SHORT TASK: From the line with "OCR this image." through the final line, please write out the listing exactly, including both of those lines.

■ ■ ■ ■ ■

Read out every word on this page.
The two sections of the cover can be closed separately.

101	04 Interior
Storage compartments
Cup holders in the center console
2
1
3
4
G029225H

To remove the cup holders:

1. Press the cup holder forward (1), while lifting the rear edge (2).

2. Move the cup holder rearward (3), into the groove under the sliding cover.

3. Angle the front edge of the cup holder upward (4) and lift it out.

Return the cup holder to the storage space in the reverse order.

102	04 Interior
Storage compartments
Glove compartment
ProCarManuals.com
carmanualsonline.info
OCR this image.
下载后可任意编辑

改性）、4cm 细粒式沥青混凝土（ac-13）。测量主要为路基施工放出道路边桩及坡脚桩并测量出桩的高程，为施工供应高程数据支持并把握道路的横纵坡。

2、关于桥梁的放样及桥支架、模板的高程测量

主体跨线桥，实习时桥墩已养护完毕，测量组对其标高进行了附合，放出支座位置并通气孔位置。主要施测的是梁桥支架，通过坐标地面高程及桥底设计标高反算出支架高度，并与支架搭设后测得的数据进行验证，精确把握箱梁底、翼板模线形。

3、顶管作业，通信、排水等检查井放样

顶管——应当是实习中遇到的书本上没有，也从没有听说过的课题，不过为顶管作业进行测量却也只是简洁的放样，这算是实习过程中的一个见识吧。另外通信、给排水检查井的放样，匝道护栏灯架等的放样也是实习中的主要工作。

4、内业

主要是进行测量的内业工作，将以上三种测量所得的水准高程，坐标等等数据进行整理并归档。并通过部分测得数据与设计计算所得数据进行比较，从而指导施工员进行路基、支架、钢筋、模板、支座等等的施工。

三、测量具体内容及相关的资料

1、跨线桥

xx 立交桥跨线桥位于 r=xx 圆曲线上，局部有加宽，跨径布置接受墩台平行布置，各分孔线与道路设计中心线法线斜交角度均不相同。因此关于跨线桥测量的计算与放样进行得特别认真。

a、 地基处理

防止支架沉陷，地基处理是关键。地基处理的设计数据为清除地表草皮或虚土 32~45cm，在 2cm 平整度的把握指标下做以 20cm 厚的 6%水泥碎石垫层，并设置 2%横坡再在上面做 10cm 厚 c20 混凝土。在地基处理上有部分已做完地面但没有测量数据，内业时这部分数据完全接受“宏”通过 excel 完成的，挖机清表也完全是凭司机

■ ■ ■ ■ ■

RESULT FOR THIS TASK:
OCR this image.
下载后可任意编辑

改性）、4cm 细粒式沥青混凝土（ac-13）。测量主要为路基施工放出道路边桩及坡脚桩并测量出桩的高程，为施工供应高程数据支持并把握道路的横纵坡。

2、关于桥梁的放样及桥支架、模板的高程测量

主体跨线桥，实习时桥墩已养护完毕，测量组对其标高进行了附合，放出支座位置并通气孔位置。主要施测的是梁桥支架，通过坐标地面高程及桥底设计标高反算出支架高度，并与支架搭设后测得的数据进行验证，精确把握箱梁底、翼板模线形。

3、顶管作业，通信、排水等检查井放样

顶管——应当是实习中遇到的书本上没有，也从没有听说过的课题，不过为顶管作业进行测量却也只是简洁的放样，这算是实习过程中的一个见识吧。另外通信、给排水检查井的放样，匝道护栏灯架等的放样也是实习中的主要工作。

4、内业

主要是进行测量的内业工作，将以上三种测量所得的水准高程，坐标等等数据进行整理并归档。并通过部分测得数据与设计计算所得数据进行比较，从而指导施工员进行路基、支架、钢筋、模板、支座等等的施工。

三、测量具体内容及相关的资料

1、跨线桥

xx 立交桥跨线桥位于 r=xx 圆曲线上，局部有加宽，跨径布置接受墩台平行布置，各分孔线与道路设计中心线法线斜交角度均不相同。因此关于跨线桥测量的计算与放样进行得特别认真。

a、 地基处理

防止支架沉陷，地基处理是关键。地基处理的设计数据为清除地表草皮或虚土 32~45cm，在 2cm 平整度的把握指标下做以 20cm 厚的 6%水泥碎石垫层，并设置 2%横坡再在上面做 10cm 厚 c20 混凝土。在地基处理上有部分已做完地面但没有测量数据，内业时这部分数据完全接受“宏”通过 excel 完成的，挖机清表也完全是凭司机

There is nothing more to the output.